GIVEN RECORDS
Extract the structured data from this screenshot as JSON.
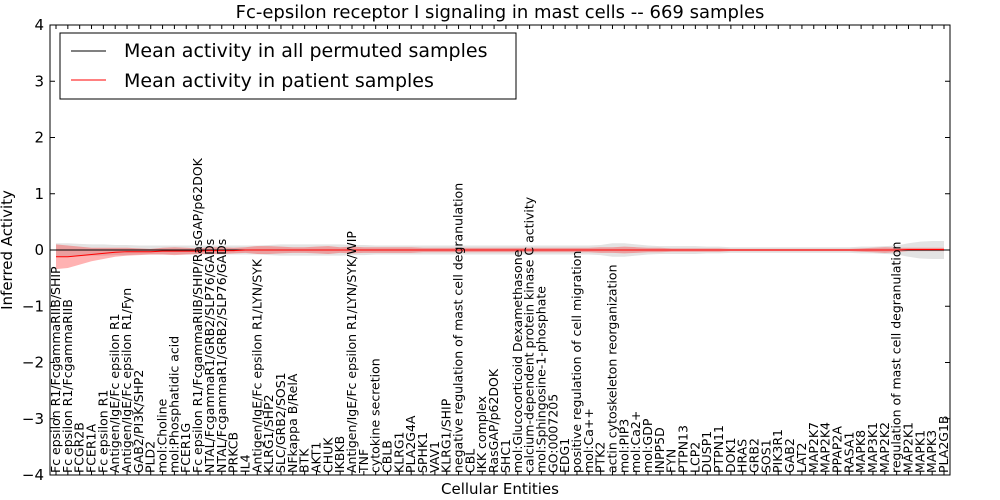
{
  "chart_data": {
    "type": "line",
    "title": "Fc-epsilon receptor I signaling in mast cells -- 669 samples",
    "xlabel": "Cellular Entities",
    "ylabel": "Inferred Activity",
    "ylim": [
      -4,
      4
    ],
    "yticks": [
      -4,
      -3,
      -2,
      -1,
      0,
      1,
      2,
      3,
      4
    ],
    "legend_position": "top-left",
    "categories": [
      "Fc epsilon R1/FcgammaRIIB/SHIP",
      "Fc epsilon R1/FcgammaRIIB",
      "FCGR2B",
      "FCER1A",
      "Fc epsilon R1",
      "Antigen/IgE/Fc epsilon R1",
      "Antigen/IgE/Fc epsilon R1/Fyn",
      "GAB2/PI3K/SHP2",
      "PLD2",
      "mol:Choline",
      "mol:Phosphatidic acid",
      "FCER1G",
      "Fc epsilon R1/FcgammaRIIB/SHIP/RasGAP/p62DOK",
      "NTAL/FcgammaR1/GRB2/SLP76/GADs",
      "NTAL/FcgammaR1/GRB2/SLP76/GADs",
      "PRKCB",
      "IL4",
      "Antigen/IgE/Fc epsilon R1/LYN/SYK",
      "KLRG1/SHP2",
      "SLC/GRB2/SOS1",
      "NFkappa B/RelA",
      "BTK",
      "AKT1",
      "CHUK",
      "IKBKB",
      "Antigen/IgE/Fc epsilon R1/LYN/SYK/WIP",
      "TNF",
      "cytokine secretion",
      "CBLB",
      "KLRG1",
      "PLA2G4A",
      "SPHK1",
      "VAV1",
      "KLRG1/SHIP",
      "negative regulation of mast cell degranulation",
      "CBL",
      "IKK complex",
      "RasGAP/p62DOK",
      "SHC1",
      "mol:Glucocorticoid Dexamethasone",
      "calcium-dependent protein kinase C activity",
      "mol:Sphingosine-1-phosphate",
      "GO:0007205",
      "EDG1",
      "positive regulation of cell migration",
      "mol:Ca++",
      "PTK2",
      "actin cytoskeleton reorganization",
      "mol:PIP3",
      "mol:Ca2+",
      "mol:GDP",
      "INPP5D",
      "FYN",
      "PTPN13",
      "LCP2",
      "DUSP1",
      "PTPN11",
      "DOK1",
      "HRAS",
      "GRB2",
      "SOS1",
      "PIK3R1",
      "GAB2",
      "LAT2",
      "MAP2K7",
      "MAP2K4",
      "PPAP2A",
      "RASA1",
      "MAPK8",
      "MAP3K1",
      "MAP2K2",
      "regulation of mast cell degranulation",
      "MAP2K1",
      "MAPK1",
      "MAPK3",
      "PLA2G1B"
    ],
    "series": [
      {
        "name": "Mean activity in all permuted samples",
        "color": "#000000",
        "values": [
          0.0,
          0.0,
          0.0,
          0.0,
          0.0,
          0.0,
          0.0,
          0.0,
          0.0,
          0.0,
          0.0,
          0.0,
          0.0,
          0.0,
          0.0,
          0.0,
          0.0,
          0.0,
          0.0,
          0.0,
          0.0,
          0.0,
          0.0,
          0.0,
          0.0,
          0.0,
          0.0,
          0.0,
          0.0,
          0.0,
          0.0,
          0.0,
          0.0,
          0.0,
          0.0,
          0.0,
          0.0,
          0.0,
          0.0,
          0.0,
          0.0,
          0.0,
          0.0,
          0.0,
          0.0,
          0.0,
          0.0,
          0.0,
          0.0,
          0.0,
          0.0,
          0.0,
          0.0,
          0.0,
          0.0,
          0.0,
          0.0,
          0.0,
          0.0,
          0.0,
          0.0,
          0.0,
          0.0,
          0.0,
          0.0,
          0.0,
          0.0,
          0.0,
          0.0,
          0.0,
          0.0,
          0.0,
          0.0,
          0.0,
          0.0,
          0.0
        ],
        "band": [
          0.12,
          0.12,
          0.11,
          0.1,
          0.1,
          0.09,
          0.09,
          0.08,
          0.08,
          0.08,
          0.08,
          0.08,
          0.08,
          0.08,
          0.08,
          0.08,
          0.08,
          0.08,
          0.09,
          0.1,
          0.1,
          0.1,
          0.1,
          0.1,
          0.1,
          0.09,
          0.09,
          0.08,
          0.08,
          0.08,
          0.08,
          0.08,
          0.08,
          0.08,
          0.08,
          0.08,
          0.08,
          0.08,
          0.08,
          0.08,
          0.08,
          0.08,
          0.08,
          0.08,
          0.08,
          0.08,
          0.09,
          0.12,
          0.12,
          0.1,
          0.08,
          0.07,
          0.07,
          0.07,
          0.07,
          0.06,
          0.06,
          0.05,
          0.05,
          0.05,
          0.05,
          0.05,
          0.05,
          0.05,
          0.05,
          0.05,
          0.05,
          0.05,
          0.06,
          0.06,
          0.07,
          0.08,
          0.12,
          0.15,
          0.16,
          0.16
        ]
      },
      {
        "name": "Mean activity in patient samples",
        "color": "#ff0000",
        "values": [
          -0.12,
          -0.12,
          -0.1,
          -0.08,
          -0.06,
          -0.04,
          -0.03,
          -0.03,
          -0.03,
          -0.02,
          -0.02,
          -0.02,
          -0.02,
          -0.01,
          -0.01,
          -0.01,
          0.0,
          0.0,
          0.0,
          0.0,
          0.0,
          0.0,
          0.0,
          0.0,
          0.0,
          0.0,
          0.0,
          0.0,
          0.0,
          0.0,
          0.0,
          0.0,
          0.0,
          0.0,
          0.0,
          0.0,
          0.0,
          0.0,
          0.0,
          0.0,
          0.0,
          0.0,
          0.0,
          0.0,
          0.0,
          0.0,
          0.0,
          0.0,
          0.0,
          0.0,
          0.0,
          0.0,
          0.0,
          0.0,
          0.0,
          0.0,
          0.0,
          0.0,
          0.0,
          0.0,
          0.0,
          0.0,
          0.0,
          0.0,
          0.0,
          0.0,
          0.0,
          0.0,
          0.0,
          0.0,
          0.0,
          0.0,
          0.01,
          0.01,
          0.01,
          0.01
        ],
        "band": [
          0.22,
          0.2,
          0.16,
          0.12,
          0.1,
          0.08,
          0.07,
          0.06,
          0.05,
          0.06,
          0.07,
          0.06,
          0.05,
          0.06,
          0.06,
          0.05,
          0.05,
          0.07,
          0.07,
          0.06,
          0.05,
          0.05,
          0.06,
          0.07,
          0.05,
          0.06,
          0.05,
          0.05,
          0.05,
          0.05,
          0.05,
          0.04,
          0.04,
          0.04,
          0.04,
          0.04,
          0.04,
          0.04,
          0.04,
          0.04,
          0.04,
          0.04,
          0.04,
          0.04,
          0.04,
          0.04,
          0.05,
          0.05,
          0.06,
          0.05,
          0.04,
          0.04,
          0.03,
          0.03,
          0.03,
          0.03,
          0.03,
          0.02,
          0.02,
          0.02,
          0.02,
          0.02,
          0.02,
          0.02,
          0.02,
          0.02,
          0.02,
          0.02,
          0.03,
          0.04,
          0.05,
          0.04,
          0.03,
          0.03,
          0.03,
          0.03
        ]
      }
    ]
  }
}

TASK DETAILS
Word for word, give the data above again, without any images.

SOLUTION TO THIS EXERCISE
Extract the structured data from this screenshot as JSON.
{
  "chart_data": {
    "type": "line",
    "title": "Fc-epsilon receptor I signaling in mast cells -- 669 samples",
    "xlabel": "Cellular Entities",
    "ylabel": "Inferred Activity",
    "ylim": [
      -4,
      4
    ],
    "yticks": [
      -4,
      -3,
      -2,
      -1,
      0,
      1,
      2,
      3,
      4
    ],
    "legend_position": "top-left",
    "categories": [
      "Fc epsilon R1/FcgammaRIIB/SHIP",
      "Fc epsilon R1/FcgammaRIIB",
      "FCGR2B",
      "FCER1A",
      "Fc epsilon R1",
      "Antigen/IgE/Fc epsilon R1",
      "Antigen/IgE/Fc epsilon R1/Fyn",
      "GAB2/PI3K/SHP2",
      "PLD2",
      "mol:Choline",
      "mol:Phosphatidic acid",
      "FCER1G",
      "Fc epsilon R1/FcgammaRIIB/SHIP/RasGAP/p62DOK",
      "NTAL/FcgammaR1/GRB2/SLP76/GADs",
      "NTAL/FcgammaR1/GRB2/SLP76/GADs",
      "PRKCB",
      "IL4",
      "Antigen/IgE/Fc epsilon R1/LYN/SYK",
      "KLRG1/SHP2",
      "SLC/GRB2/SOS1",
      "NFkappa B/RelA",
      "BTK",
      "AKT1",
      "CHUK",
      "IKBKB",
      "Antigen/IgE/Fc epsilon R1/LYN/SYK/WIP",
      "TNF",
      "cytokine secretion",
      "CBLB",
      "KLRG1",
      "PLA2G4A",
      "SPHK1",
      "VAV1",
      "KLRG1/SHIP",
      "negative regulation of mast cell degranulation",
      "CBL",
      "IKK complex",
      "RasGAP/p62DOK",
      "SHC1",
      "mol:Glucocorticoid Dexamethasone",
      "calcium-dependent protein kinase C activity",
      "mol:Sphingosine-1-phosphate",
      "GO:0007205",
      "EDG1",
      "positive regulation of cell migration",
      "mol:Ca++",
      "PTK2",
      "actin cytoskeleton reorganization",
      "mol:PIP3",
      "mol:Ca2+",
      "mol:GDP",
      "INPP5D",
      "FYN",
      "PTPN13",
      "LCP2",
      "DUSP1",
      "PTPN11",
      "DOK1",
      "HRAS",
      "GRB2",
      "SOS1",
      "PIK3R1",
      "GAB2",
      "LAT2",
      "MAP2K7",
      "MAP2K4",
      "PPAP2A",
      "RASA1",
      "MAPK8",
      "MAP3K1",
      "MAP2K2",
      "regulation of mast cell degranulation",
      "MAP2K1",
      "MAPK1",
      "MAPK3",
      "PLA2G1B"
    ],
    "series": [
      {
        "name": "Mean activity in all permuted samples",
        "color": "#000000",
        "values": [
          0.0,
          0.0,
          0.0,
          0.0,
          0.0,
          0.0,
          0.0,
          0.0,
          0.0,
          0.0,
          0.0,
          0.0,
          0.0,
          0.0,
          0.0,
          0.0,
          0.0,
          0.0,
          0.0,
          0.0,
          0.0,
          0.0,
          0.0,
          0.0,
          0.0,
          0.0,
          0.0,
          0.0,
          0.0,
          0.0,
          0.0,
          0.0,
          0.0,
          0.0,
          0.0,
          0.0,
          0.0,
          0.0,
          0.0,
          0.0,
          0.0,
          0.0,
          0.0,
          0.0,
          0.0,
          0.0,
          0.0,
          0.0,
          0.0,
          0.0,
          0.0,
          0.0,
          0.0,
          0.0,
          0.0,
          0.0,
          0.0,
          0.0,
          0.0,
          0.0,
          0.0,
          0.0,
          0.0,
          0.0,
          0.0,
          0.0,
          0.0,
          0.0,
          0.0,
          0.0,
          0.0,
          0.0,
          0.0,
          0.0,
          0.0,
          0.0
        ],
        "band": [
          0.12,
          0.12,
          0.11,
          0.1,
          0.1,
          0.09,
          0.09,
          0.08,
          0.08,
          0.08,
          0.08,
          0.08,
          0.08,
          0.08,
          0.08,
          0.08,
          0.08,
          0.08,
          0.09,
          0.1,
          0.1,
          0.1,
          0.1,
          0.1,
          0.1,
          0.09,
          0.09,
          0.08,
          0.08,
          0.08,
          0.08,
          0.08,
          0.08,
          0.08,
          0.08,
          0.08,
          0.08,
          0.08,
          0.08,
          0.08,
          0.08,
          0.08,
          0.08,
          0.08,
          0.08,
          0.08,
          0.09,
          0.12,
          0.12,
          0.1,
          0.08,
          0.07,
          0.07,
          0.07,
          0.07,
          0.06,
          0.06,
          0.05,
          0.05,
          0.05,
          0.05,
          0.05,
          0.05,
          0.05,
          0.05,
          0.05,
          0.05,
          0.05,
          0.06,
          0.06,
          0.07,
          0.08,
          0.12,
          0.15,
          0.16,
          0.16
        ]
      },
      {
        "name": "Mean activity in patient samples",
        "color": "#ff0000",
        "values": [
          -0.12,
          -0.12,
          -0.1,
          -0.08,
          -0.06,
          -0.04,
          -0.03,
          -0.03,
          -0.03,
          -0.02,
          -0.02,
          -0.02,
          -0.02,
          -0.01,
          -0.01,
          -0.01,
          0.0,
          0.0,
          0.0,
          0.0,
          0.0,
          0.0,
          0.0,
          0.0,
          0.0,
          0.0,
          0.0,
          0.0,
          0.0,
          0.0,
          0.0,
          0.0,
          0.0,
          0.0,
          0.0,
          0.0,
          0.0,
          0.0,
          0.0,
          0.0,
          0.0,
          0.0,
          0.0,
          0.0,
          0.0,
          0.0,
          0.0,
          0.0,
          0.0,
          0.0,
          0.0,
          0.0,
          0.0,
          0.0,
          0.0,
          0.0,
          0.0,
          0.0,
          0.0,
          0.0,
          0.0,
          0.0,
          0.0,
          0.0,
          0.0,
          0.0,
          0.0,
          0.0,
          0.0,
          0.0,
          0.0,
          0.0,
          0.01,
          0.01,
          0.01,
          0.01
        ],
        "band": [
          0.22,
          0.2,
          0.16,
          0.12,
          0.1,
          0.08,
          0.07,
          0.06,
          0.05,
          0.06,
          0.07,
          0.06,
          0.05,
          0.06,
          0.06,
          0.05,
          0.05,
          0.07,
          0.07,
          0.06,
          0.05,
          0.05,
          0.06,
          0.07,
          0.05,
          0.06,
          0.05,
          0.05,
          0.05,
          0.05,
          0.05,
          0.04,
          0.04,
          0.04,
          0.04,
          0.04,
          0.04,
          0.04,
          0.04,
          0.04,
          0.04,
          0.04,
          0.04,
          0.04,
          0.04,
          0.04,
          0.05,
          0.05,
          0.06,
          0.05,
          0.04,
          0.04,
          0.03,
          0.03,
          0.03,
          0.03,
          0.03,
          0.02,
          0.02,
          0.02,
          0.02,
          0.02,
          0.02,
          0.02,
          0.02,
          0.02,
          0.02,
          0.02,
          0.03,
          0.04,
          0.05,
          0.04,
          0.03,
          0.03,
          0.03,
          0.03
        ]
      }
    ]
  }
}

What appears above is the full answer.